[Items start]
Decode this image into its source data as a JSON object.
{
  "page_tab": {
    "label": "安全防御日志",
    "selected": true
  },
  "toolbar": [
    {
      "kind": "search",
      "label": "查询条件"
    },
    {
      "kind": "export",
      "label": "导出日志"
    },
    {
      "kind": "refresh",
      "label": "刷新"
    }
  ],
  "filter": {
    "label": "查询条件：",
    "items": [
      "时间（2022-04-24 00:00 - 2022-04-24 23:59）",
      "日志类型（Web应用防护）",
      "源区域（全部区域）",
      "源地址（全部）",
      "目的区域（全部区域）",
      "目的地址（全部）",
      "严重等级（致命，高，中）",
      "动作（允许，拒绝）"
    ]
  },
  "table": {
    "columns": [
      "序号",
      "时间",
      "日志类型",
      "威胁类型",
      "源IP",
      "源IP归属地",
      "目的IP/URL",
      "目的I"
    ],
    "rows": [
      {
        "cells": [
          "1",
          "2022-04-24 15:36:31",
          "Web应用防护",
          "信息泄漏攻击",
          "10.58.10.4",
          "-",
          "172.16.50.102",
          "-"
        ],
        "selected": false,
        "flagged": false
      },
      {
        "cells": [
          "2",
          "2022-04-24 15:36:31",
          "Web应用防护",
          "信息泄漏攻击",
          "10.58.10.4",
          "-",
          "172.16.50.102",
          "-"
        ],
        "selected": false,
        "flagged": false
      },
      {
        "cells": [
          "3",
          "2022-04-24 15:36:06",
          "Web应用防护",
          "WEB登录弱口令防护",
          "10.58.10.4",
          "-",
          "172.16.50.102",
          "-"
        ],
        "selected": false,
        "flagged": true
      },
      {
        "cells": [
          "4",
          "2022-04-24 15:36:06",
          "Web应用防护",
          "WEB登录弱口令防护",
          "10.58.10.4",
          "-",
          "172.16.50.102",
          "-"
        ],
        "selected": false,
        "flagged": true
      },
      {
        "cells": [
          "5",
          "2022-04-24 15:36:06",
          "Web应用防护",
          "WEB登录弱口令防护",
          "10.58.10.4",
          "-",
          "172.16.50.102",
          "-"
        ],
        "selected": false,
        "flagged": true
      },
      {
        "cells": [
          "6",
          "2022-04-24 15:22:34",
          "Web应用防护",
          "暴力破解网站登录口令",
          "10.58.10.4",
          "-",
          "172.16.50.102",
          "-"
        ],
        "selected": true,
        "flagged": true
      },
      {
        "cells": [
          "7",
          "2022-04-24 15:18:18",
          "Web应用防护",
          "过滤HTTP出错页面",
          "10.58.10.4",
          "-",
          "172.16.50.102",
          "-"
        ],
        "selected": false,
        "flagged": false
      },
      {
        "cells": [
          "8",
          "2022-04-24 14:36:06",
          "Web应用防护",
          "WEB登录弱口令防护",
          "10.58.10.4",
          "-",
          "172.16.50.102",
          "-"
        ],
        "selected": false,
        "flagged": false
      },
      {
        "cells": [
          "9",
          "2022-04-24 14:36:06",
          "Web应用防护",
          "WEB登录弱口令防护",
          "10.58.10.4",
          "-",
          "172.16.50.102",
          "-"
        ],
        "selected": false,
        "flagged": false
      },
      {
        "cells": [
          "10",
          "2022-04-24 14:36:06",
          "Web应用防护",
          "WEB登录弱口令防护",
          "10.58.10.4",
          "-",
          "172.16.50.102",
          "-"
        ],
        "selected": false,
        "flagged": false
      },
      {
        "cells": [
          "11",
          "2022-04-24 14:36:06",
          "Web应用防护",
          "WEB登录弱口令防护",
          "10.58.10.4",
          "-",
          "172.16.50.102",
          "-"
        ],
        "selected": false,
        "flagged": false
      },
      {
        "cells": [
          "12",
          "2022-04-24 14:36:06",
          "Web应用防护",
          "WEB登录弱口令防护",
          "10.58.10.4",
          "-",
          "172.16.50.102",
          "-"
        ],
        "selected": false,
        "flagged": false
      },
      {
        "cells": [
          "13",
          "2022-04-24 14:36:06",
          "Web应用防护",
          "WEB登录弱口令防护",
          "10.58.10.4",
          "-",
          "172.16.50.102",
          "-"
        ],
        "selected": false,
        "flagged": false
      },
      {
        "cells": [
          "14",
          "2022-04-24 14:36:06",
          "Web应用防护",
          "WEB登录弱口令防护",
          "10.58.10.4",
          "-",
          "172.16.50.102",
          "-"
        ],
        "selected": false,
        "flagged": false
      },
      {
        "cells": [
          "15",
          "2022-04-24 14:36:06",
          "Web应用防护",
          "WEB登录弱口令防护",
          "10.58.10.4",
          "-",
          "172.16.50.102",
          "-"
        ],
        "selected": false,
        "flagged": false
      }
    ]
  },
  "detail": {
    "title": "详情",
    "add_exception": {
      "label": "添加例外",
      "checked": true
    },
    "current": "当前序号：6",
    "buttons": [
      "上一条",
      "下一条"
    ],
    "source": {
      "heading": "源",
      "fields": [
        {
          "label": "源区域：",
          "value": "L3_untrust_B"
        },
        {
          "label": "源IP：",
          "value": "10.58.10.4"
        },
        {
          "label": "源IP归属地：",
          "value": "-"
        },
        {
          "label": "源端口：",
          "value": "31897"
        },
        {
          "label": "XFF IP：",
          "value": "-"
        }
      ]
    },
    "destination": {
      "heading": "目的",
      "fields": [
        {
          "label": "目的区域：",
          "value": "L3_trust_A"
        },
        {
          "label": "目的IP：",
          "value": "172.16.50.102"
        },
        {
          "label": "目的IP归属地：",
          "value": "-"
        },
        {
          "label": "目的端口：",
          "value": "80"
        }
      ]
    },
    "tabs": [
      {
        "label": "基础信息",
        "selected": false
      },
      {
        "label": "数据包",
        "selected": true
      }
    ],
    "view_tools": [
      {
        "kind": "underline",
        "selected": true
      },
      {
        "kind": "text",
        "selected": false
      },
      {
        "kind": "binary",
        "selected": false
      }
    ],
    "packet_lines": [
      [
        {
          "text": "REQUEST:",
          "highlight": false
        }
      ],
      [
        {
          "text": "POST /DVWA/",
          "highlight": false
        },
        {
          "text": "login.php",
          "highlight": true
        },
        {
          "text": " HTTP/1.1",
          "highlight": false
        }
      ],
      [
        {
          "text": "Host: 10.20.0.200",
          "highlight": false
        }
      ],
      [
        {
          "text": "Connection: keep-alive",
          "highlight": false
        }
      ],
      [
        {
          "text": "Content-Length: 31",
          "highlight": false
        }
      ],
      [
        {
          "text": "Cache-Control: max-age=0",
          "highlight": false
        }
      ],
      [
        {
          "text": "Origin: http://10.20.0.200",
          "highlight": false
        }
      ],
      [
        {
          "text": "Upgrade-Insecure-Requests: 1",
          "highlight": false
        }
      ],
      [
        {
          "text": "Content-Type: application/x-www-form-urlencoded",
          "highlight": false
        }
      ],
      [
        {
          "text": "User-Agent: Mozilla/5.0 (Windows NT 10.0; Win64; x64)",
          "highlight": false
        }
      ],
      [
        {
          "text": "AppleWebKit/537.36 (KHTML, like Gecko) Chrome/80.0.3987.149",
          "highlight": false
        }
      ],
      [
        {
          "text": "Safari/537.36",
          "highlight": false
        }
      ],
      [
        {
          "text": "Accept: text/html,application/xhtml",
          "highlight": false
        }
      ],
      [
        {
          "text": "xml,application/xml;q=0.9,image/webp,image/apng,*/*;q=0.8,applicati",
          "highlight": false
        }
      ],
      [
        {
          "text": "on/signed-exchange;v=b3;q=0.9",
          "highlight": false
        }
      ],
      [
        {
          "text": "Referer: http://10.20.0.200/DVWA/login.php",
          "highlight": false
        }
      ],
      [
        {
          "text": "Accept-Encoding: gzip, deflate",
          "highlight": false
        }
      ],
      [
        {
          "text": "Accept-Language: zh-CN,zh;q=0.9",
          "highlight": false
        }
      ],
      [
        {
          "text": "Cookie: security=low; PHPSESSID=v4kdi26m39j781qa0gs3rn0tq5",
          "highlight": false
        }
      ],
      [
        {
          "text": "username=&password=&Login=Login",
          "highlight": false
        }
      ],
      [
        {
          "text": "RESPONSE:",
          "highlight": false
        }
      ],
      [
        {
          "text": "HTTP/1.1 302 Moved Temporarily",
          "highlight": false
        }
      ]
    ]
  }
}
[Items end]
> **Given problem**: In the entries above, locate every line with the word "kind" and copy it.

> **Solution**:
      "kind": "search",
      "kind": "export",
      "kind": "refresh",
        "kind": "underline",
        "kind": "text",
        "kind": "binary",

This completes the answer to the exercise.